What to produce: Of the lines in the entries below, state how many hold the word "txt进行了修改". Say nothing else.

******************************

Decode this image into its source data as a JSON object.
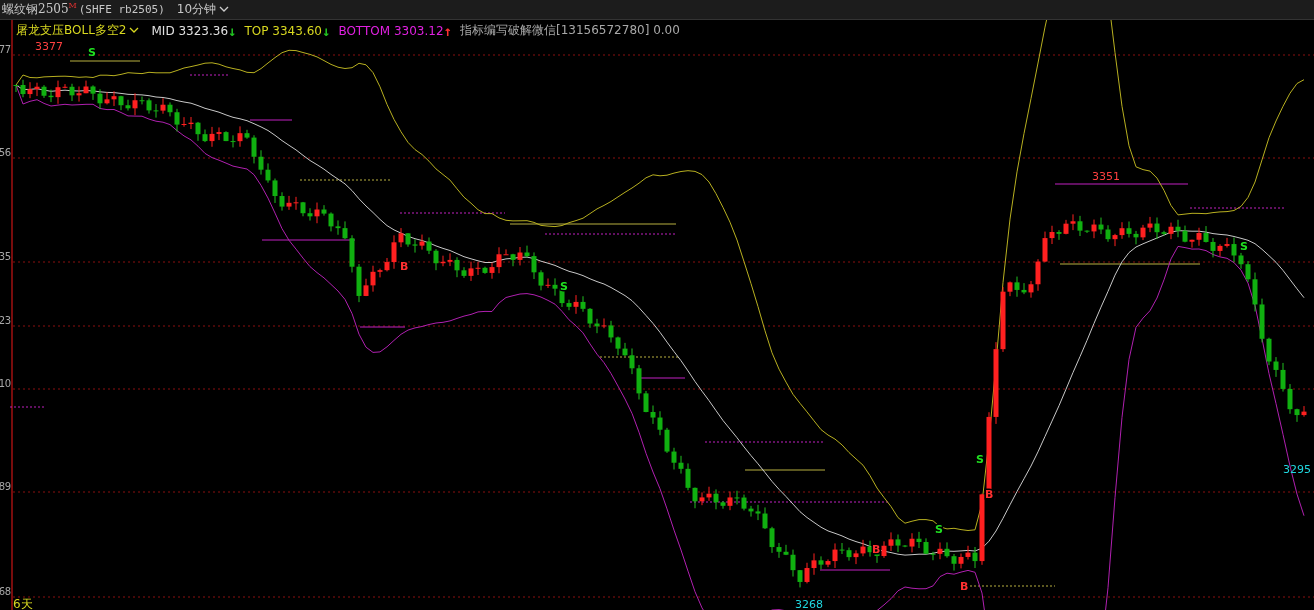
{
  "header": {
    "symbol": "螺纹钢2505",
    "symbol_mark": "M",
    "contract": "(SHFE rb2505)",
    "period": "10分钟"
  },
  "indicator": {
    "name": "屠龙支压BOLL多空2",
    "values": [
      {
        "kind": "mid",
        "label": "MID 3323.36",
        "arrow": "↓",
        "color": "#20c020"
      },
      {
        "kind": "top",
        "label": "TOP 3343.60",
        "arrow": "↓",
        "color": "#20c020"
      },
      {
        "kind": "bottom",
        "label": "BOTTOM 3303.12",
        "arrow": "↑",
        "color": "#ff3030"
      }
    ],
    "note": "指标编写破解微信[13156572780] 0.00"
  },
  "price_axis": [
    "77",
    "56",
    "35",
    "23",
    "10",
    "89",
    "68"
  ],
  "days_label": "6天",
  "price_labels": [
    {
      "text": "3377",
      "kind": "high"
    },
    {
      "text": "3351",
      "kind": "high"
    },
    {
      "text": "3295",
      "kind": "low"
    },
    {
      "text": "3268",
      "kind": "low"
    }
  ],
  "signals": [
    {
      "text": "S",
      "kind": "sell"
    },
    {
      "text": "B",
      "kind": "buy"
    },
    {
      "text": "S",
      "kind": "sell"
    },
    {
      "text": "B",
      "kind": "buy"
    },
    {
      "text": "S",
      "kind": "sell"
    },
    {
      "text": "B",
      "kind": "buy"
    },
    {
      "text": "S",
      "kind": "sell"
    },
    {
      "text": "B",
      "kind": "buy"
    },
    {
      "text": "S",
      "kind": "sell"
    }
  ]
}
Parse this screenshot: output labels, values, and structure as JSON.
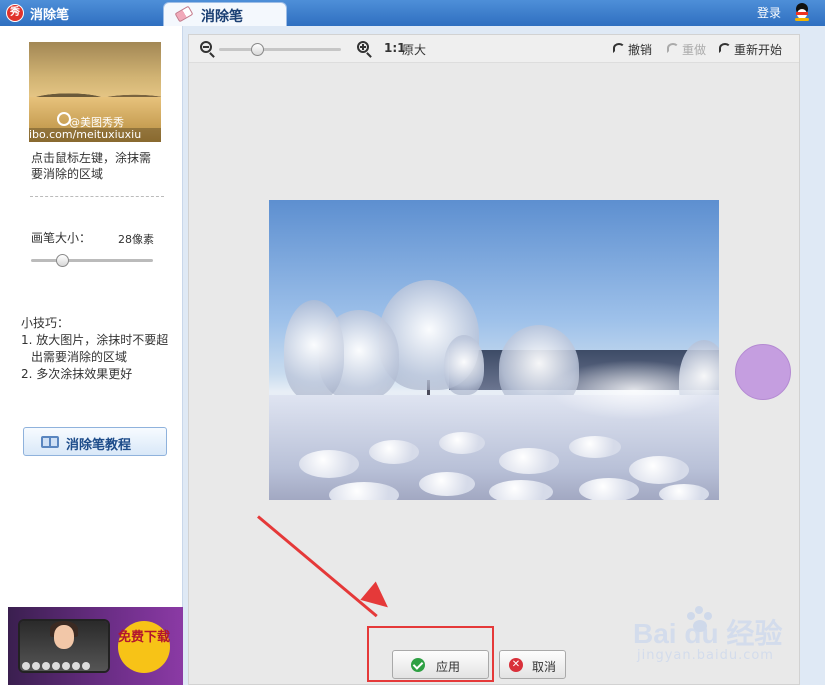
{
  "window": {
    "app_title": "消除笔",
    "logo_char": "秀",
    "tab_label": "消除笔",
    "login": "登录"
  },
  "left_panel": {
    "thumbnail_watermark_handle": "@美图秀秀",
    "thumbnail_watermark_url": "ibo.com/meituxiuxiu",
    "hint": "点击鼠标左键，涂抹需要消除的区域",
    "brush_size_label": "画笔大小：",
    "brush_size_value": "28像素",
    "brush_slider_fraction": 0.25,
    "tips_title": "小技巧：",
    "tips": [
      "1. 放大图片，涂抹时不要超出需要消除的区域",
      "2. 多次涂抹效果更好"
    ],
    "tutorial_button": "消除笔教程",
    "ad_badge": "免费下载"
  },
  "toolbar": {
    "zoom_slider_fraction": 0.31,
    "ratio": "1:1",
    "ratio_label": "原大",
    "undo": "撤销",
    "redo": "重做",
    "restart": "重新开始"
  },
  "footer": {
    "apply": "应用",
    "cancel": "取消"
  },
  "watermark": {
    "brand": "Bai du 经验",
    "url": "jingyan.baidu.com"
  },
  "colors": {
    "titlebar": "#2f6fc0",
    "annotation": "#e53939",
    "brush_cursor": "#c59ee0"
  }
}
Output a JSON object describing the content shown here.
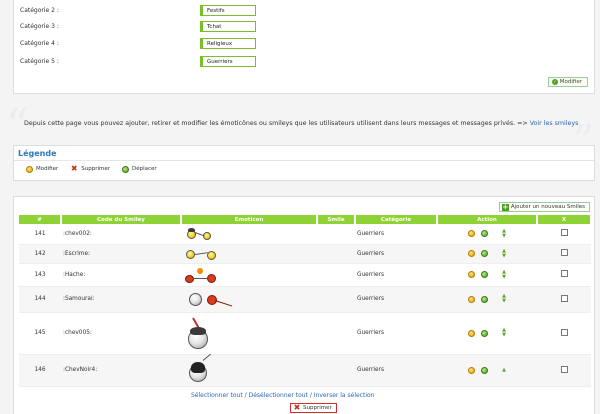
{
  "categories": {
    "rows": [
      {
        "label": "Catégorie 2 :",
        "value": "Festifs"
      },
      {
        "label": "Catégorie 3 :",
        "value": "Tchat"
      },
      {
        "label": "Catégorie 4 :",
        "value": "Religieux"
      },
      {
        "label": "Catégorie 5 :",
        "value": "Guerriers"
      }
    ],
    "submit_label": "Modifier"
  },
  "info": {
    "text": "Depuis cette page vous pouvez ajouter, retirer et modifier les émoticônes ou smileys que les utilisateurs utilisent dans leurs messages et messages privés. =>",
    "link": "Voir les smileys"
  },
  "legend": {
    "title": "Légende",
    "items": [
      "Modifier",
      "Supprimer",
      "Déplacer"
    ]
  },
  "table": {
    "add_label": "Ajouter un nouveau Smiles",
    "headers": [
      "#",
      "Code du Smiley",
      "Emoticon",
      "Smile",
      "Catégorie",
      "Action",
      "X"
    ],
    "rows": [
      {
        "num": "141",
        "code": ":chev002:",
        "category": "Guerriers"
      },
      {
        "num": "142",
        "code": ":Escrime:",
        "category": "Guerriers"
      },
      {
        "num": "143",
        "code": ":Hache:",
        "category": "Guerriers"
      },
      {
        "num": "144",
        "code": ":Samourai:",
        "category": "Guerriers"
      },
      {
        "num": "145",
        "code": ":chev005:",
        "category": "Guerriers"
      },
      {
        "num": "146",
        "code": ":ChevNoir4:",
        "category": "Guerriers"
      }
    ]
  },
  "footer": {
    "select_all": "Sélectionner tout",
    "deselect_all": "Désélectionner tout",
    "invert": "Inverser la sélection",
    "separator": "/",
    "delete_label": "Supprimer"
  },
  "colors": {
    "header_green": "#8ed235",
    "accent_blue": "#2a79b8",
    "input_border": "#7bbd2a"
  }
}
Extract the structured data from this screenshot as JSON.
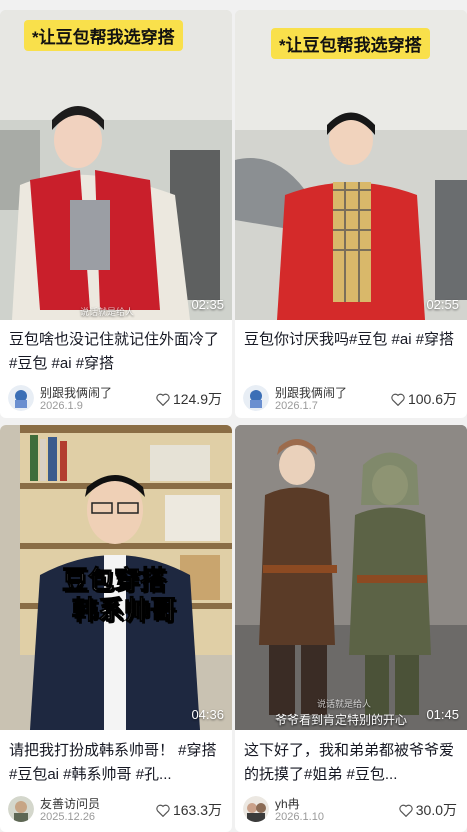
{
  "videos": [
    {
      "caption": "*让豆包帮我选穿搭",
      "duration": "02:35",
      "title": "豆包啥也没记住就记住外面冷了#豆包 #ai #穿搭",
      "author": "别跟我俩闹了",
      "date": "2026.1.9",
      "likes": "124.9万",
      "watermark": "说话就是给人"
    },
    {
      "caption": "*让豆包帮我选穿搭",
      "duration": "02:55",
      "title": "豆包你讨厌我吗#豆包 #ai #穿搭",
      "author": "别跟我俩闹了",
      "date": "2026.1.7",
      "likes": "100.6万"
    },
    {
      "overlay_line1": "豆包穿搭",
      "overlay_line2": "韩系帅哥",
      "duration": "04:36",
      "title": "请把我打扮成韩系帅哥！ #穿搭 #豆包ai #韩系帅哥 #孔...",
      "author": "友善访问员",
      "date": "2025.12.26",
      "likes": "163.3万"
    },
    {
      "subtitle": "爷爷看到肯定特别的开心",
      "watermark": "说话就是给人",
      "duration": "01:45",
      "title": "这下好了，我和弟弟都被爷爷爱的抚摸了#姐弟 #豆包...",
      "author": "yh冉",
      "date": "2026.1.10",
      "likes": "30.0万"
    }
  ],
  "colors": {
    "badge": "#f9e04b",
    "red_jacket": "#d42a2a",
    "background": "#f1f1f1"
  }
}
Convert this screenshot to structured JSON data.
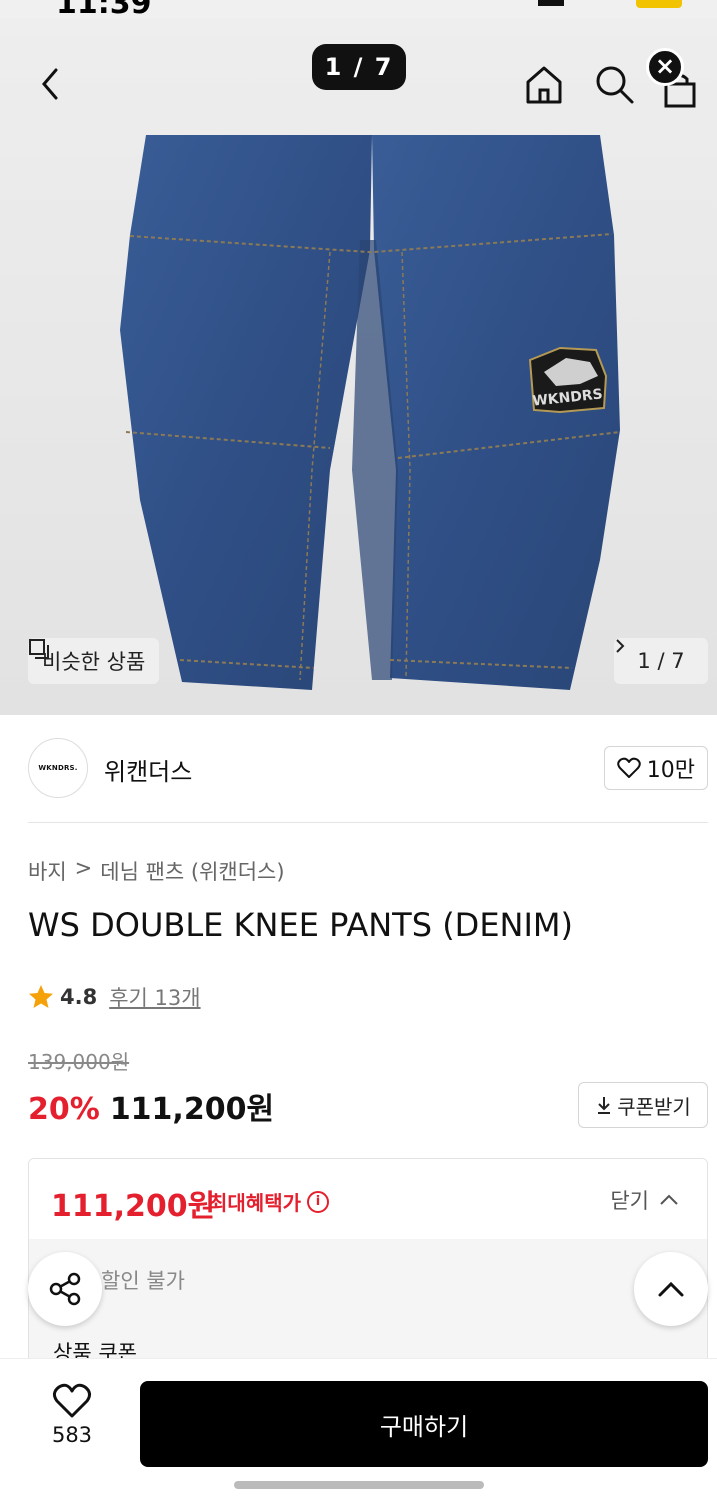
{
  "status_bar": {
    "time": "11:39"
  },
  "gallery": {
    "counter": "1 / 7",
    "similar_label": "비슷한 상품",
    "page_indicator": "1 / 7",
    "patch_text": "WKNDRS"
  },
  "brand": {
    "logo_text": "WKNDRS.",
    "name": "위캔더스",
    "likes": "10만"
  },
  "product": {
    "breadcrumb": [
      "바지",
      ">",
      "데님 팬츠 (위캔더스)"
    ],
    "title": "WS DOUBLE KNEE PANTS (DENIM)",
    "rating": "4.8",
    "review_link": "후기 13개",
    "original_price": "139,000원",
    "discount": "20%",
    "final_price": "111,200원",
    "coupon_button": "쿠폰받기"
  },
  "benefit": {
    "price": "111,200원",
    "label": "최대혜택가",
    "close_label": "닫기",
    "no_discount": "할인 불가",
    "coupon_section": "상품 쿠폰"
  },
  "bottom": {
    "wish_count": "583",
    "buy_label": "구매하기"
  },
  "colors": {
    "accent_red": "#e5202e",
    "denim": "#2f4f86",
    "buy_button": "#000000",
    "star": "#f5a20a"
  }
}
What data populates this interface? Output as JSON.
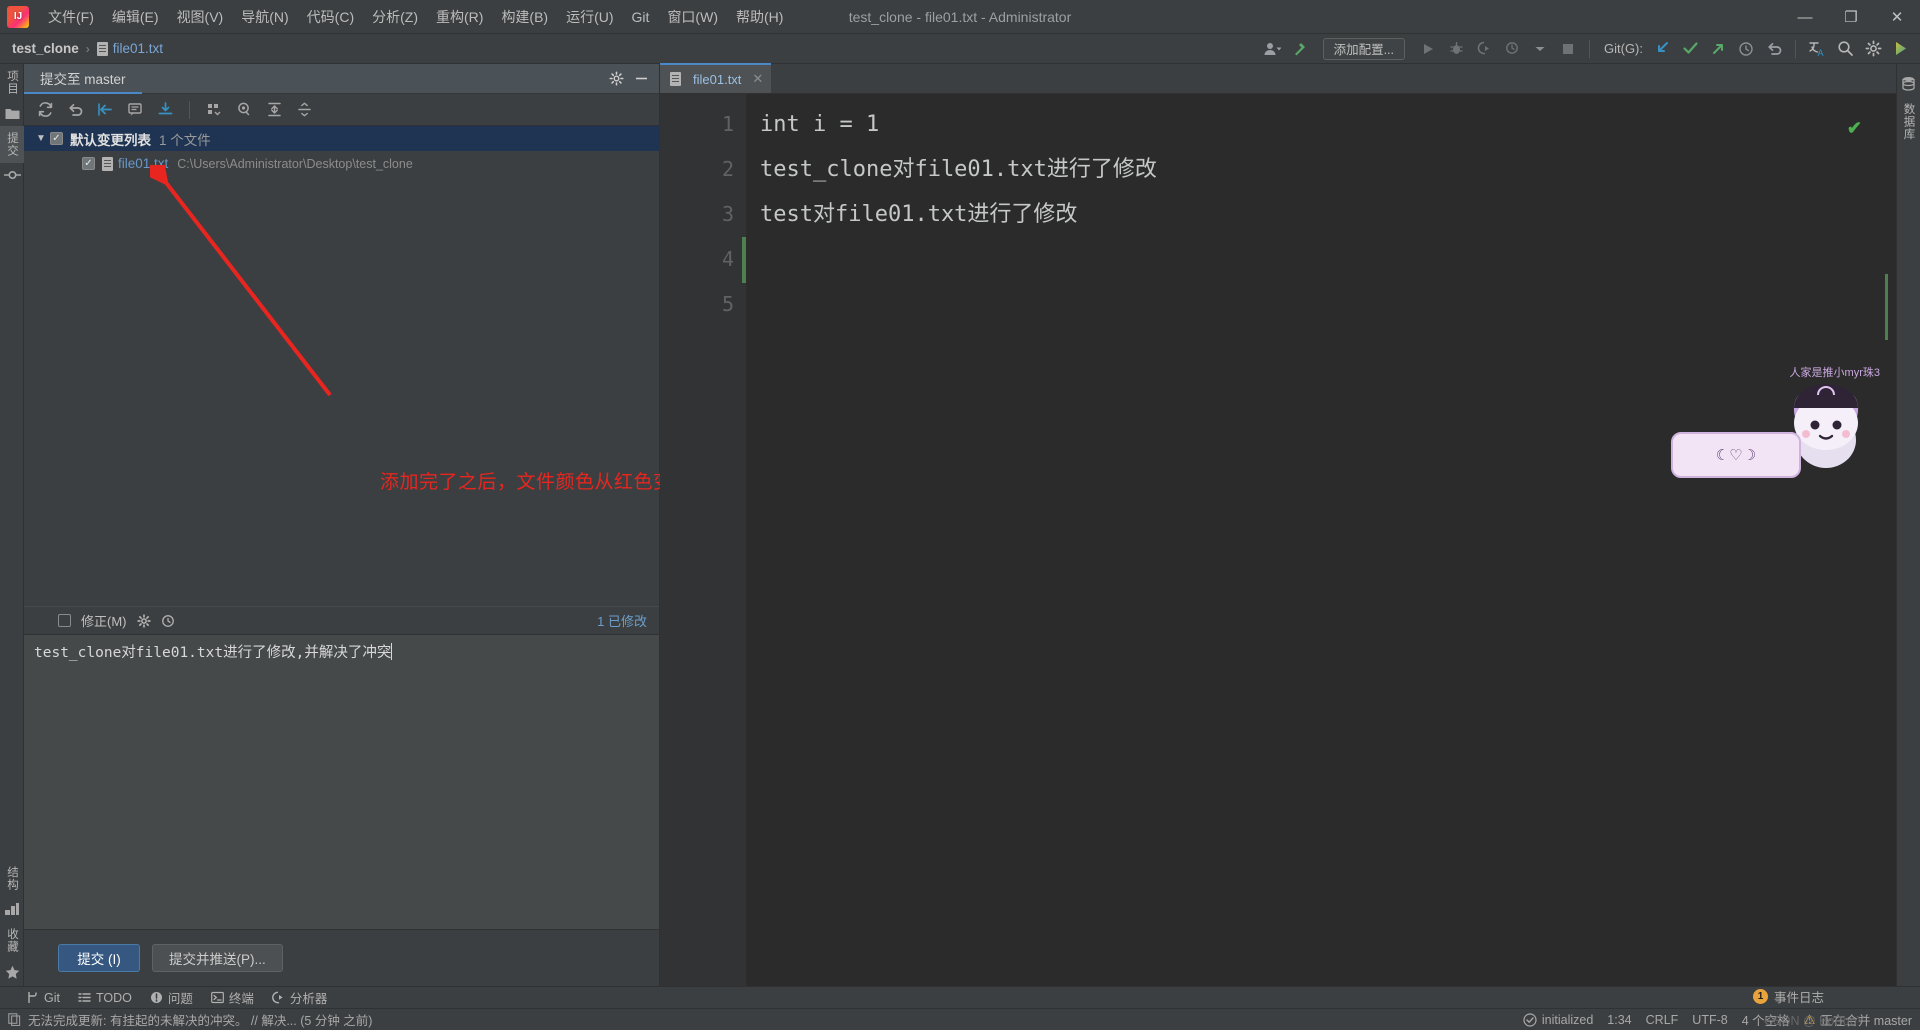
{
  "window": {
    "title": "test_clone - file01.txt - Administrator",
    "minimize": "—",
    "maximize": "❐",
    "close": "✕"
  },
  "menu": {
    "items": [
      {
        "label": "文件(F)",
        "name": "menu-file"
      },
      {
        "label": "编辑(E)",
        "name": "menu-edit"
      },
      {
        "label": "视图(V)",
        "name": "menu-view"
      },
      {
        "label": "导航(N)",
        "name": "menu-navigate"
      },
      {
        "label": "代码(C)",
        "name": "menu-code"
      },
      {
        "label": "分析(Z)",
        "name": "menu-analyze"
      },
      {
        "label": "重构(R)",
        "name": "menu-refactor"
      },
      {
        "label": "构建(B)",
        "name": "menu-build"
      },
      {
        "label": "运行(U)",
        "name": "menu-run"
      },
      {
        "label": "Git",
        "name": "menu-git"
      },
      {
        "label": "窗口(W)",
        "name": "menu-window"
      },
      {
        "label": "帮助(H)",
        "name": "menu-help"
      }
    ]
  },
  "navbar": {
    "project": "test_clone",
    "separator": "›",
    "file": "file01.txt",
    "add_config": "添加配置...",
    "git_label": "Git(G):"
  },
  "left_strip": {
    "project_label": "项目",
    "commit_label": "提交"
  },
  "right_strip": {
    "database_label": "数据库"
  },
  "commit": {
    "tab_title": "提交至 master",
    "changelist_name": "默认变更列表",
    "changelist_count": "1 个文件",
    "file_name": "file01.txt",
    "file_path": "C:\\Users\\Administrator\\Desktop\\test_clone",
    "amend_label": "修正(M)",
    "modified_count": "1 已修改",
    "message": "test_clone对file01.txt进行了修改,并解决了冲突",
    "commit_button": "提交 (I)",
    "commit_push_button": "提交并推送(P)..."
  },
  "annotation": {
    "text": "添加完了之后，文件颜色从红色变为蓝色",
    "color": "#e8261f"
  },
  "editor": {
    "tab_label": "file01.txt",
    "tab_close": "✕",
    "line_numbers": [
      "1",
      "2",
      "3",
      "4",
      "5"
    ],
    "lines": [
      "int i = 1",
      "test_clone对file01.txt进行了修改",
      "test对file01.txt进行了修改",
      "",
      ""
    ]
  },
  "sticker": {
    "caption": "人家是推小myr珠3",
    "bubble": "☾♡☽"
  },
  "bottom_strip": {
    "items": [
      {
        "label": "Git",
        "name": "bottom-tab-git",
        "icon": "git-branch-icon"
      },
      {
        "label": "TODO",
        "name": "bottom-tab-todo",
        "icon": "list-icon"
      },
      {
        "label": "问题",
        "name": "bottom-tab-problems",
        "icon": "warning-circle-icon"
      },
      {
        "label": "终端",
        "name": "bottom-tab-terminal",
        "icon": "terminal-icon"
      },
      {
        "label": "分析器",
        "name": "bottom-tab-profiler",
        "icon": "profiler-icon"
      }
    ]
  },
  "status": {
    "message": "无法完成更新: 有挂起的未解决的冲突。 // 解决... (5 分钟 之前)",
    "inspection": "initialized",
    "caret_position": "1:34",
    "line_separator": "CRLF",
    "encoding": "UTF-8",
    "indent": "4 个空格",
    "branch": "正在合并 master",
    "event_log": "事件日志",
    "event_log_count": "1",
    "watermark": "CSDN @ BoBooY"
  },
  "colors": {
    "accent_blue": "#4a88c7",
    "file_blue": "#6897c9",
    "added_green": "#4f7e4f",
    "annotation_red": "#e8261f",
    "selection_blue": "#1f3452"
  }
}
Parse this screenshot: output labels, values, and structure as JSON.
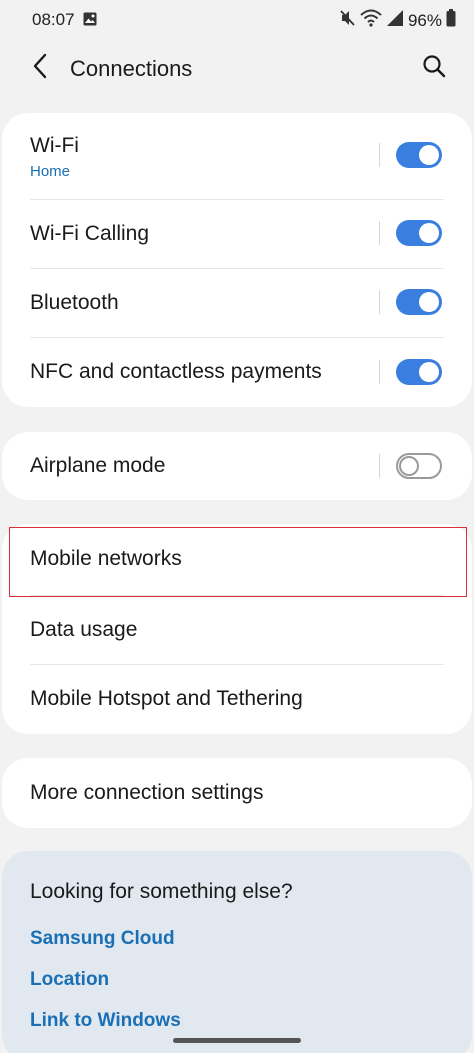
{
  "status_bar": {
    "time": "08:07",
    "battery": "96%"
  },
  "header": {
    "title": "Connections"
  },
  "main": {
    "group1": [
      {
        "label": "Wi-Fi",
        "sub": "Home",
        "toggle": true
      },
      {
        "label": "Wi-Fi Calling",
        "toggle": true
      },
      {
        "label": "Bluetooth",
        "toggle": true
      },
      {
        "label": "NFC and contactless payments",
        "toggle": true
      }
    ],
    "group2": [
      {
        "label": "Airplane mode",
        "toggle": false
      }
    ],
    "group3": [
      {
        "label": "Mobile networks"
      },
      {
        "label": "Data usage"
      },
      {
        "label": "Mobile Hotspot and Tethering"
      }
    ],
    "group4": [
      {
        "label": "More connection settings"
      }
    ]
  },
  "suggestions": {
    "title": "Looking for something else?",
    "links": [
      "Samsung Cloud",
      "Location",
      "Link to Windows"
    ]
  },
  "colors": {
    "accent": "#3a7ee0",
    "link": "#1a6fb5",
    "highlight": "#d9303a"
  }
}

******************************

Expected answer: 3